* [WRITTEN TASK] Copy each line exactly. Leave nothing out.

* [SOURCE MATERIAL]

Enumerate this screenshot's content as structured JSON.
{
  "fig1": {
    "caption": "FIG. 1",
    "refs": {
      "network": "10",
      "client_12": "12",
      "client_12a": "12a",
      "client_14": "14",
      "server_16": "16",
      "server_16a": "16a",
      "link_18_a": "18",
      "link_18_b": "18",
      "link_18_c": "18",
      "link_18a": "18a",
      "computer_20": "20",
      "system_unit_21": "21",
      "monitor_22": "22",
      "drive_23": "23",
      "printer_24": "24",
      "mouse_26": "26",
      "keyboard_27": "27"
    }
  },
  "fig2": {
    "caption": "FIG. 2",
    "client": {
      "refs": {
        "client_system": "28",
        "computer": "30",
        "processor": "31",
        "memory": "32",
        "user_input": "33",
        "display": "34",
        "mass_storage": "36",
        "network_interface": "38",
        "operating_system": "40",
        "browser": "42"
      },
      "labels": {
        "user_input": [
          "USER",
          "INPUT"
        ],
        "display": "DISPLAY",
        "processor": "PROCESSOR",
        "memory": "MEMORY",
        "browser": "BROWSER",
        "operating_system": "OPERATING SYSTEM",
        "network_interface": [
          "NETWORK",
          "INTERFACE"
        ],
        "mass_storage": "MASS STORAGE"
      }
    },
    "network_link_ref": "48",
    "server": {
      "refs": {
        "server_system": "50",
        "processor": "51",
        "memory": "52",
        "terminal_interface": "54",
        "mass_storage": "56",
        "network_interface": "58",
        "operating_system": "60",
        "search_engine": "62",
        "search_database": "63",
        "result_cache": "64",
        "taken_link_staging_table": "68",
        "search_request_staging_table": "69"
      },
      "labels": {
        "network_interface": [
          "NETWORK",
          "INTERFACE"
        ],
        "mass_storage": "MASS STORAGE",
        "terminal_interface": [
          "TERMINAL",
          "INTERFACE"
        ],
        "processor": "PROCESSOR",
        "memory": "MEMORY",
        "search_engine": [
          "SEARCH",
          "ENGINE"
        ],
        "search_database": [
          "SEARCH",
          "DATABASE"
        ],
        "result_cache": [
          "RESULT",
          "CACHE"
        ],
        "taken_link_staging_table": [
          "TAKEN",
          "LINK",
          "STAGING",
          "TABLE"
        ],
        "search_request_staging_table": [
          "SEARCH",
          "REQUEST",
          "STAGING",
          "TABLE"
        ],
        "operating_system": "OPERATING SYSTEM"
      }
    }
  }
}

* [SOLUTION TO THIS TASK]
Enumerate this screenshot's content as structured JSON.
{
  "fig1": {
    "caption": "FIG. 1",
    "refs": {
      "network": "10",
      "client_12": "12",
      "client_12a": "12a",
      "client_14": "14",
      "server_16": "16",
      "server_16a": "16a",
      "link_18_a": "18",
      "link_18_b": "18",
      "link_18_c": "18",
      "link_18a": "18a",
      "computer_20": "20",
      "system_unit_21": "21",
      "monitor_22": "22",
      "drive_23": "23",
      "printer_24": "24",
      "mouse_26": "26",
      "keyboard_27": "27"
    }
  },
  "fig2": {
    "caption": "FIG. 2",
    "client": {
      "refs": {
        "client_system": "28",
        "computer": "30",
        "processor": "31",
        "memory": "32",
        "user_input": "33",
        "display": "34",
        "mass_storage": "36",
        "network_interface": "38",
        "operating_system": "40",
        "browser": "42"
      },
      "labels": {
        "user_input": [
          "USER",
          "INPUT"
        ],
        "display": "DISPLAY",
        "processor": "PROCESSOR",
        "memory": "MEMORY",
        "browser": "BROWSER",
        "operating_system": "OPERATING SYSTEM",
        "network_interface": [
          "NETWORK",
          "INTERFACE"
        ],
        "mass_storage": "MASS STORAGE"
      }
    },
    "network_link_ref": "48",
    "server": {
      "refs": {
        "server_system": "50",
        "processor": "51",
        "memory": "52",
        "terminal_interface": "54",
        "mass_storage": "56",
        "network_interface": "58",
        "operating_system": "60",
        "search_engine": "62",
        "search_database": "63",
        "result_cache": "64",
        "taken_link_staging_table": "68",
        "search_request_staging_table": "69"
      },
      "labels": {
        "network_interface": [
          "NETWORK",
          "INTERFACE"
        ],
        "mass_storage": "MASS STORAGE",
        "terminal_interface": [
          "TERMINAL",
          "INTERFACE"
        ],
        "processor": "PROCESSOR",
        "memory": "MEMORY",
        "search_engine": [
          "SEARCH",
          "ENGINE"
        ],
        "search_database": [
          "SEARCH",
          "DATABASE"
        ],
        "result_cache": [
          "RESULT",
          "CACHE"
        ],
        "taken_link_staging_table": [
          "TAKEN",
          "LINK",
          "STAGING",
          "TABLE"
        ],
        "search_request_staging_table": [
          "SEARCH",
          "REQUEST",
          "STAGING",
          "TABLE"
        ],
        "operating_system": "OPERATING SYSTEM"
      }
    }
  }
}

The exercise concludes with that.